WHAT TO PRODUCE: Repeat each line exactly, leaving nothing out.

(Stored items)
━━━━

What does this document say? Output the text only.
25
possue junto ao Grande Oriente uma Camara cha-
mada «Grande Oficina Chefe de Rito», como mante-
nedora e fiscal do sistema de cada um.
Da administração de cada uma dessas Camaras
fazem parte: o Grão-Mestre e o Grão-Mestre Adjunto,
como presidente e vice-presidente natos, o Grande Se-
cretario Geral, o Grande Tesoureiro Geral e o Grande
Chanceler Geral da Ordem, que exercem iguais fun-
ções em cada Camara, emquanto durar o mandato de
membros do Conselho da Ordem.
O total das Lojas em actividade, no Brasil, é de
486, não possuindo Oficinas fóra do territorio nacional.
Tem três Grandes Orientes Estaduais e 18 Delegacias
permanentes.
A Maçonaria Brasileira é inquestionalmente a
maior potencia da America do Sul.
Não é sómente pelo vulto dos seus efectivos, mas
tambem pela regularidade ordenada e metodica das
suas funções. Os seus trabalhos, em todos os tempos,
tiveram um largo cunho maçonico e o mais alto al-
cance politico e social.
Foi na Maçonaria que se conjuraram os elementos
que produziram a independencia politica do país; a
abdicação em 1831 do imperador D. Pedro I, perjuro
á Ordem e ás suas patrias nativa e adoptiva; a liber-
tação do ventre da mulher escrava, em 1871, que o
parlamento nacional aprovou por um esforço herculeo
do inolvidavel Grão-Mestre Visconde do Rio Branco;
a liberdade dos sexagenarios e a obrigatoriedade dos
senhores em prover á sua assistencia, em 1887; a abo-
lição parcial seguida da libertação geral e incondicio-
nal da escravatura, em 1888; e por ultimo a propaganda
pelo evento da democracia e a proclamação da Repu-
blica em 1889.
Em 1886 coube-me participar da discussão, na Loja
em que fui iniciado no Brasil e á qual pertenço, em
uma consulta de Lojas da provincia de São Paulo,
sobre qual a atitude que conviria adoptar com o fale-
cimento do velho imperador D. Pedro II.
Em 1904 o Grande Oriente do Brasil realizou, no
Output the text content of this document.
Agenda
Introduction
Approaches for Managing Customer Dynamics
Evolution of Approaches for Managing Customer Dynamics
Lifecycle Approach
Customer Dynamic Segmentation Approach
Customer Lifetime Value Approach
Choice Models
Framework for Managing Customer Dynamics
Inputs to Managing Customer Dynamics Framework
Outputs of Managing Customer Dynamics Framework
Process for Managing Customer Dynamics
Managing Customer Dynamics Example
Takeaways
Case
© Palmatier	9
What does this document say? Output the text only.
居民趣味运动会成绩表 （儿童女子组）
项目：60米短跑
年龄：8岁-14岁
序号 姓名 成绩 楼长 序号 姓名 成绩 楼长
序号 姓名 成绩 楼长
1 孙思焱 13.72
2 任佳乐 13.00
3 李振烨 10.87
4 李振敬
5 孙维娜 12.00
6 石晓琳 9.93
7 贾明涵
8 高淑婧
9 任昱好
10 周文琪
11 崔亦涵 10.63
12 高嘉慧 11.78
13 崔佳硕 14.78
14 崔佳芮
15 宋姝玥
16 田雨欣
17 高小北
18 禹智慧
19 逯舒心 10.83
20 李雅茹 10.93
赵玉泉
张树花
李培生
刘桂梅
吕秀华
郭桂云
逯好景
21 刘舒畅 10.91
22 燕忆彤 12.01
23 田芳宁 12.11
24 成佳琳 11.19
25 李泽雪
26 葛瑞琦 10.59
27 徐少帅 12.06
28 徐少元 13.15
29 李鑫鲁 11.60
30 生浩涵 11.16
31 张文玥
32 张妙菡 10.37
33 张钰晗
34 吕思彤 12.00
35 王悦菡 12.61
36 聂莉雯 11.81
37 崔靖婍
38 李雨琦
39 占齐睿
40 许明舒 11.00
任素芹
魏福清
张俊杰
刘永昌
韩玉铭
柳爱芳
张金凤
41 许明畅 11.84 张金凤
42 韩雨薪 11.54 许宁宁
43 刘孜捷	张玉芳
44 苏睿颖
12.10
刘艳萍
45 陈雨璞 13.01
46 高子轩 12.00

━━━━

SOLUTION TO THE PROBLEM:
What does this document say? Output the text only.
25
possue junto ao Grande Oriente uma Camara cha-
mada «Grande Oficina Chefe de Rito», como mante-
nedora e fiscal do sistema de cada um.
Da administração de cada uma dessas Camaras
fazem parte: o Grão-Mestre e o Grão-Mestre Adjunto,
como presidente e vice-presidente natos, o Grande Se-
cretario Geral, o Grande Tesoureiro Geral e o Grande
Chanceler Geral da Ordem, que exercem iguais fun-
ções em cada Camara, emquanto durar o mandato de
membros do Conselho da Ordem.
O total das Lojas em actividade, no Brasil, é de
486, não possuindo Oficinas fóra do territorio nacional.
Tem três Grandes Orientes Estaduais e 18 Delegacias
permanentes.
A Maçonaria Brasileira é inquestionalmente a
maior potencia da America do Sul.
Não é sómente pelo vulto dos seus efectivos, mas
tambem pela regularidade ordenada e metodica das
suas funções. Os seus trabalhos, em todos os tempos,
tiveram um largo cunho maçonico e o mais alto al-
cance politico e social.
Foi na Maçonaria que se conjuraram os elementos
que produziram a independencia politica do país; a
abdicação em 1831 do imperador D. Pedro I, perjuro
á Ordem e ás suas patrias nativa e adoptiva; a liber-
tação do ventre da mulher escrava, em 1871, que o
parlamento nacional aprovou por um esforço herculeo
do inolvidavel Grão-Mestre Visconde do Rio Branco;
a liberdade dos sexagenarios e a obrigatoriedade dos
senhores em prover á sua assistencia, em 1887; a abo-
lição parcial seguida da libertação geral e incondicio-
nal da escravatura, em 1888; e por ultimo a propaganda
pelo evento da democracia e a proclamação da Repu-
blica em 1889.
Em 1886 coube-me participar da discussão, na Loja
em que fui iniciado no Brasil e á qual pertenço, em
uma consulta de Lojas da provincia de São Paulo,
sobre qual a atitude que conviria adoptar com o fale-
cimento do velho imperador D. Pedro II.
Em 1904 o Grande Oriente do Brasil realizou, no
Output the text content of this document.
Agenda
Introduction
Approaches for Managing Customer Dynamics
Evolution of Approaches for Managing Customer Dynamics
Lifecycle Approach
Customer Dynamic Segmentation Approach
Customer Lifetime Value Approach
Choice Models
Framework for Managing Customer Dynamics
Inputs to Managing Customer Dynamics Framework
Outputs of Managing Customer Dynamics Framework
Process for Managing Customer Dynamics
Managing Customer Dynamics Example
Takeaways
Case
© Palmatier	9
What does this document say? Output the text only.
居民趣味运动会成绩表 （儿童女子组）
项目：60米短跑
年龄：8岁-14岁
序号 姓名 成绩 楼长 序号 姓名 成绩 楼长
序号 姓名 成绩 楼长
1 孙思焱 13.72
2 任佳乐 13.00
3 李振烨 10.87
4 李振敬
5 孙维娜 12.00
6 石晓琳 9.93
7 贾明涵
8 高淑婧
9 任昱好
10 周文琪
11 崔亦涵 10.63
12 高嘉慧 11.78
13 崔佳硕 14.78
14 崔佳芮
15 宋姝玥
16 田雨欣
17 高小北
18 禹智慧
19 逯舒心 10.83
20 李雅茹 10.93
赵玉泉
张树花
李培生
刘桂梅
吕秀华
郭桂云
逯好景
21 刘舒畅 10.91
22 燕忆彤 12.01
23 田芳宁 12.11
24 成佳琳 11.19
25 李泽雪
26 葛瑞琦 10.59
27 徐少帅 12.06
28 徐少元 13.15
29 李鑫鲁 11.60
30 生浩涵 11.16
31 张文玥
32 张妙菡 10.37
33 张钰晗
34 吕思彤 12.00
35 王悦菡 12.61
36 聂莉雯 11.81
37 崔靖婍
38 李雨琦
39 占齐睿
40 许明舒 11.00
任素芹
魏福清
张俊杰
刘永昌
韩玉铭
柳爱芳
张金凤
41 许明畅 11.84 张金凤
42 韩雨薪 11.54 许宁宁
43 刘孜捷	张玉芳
44 苏睿颖
12.10
刘艳萍
45 陈雨璞 13.01
46 高子轩 12.00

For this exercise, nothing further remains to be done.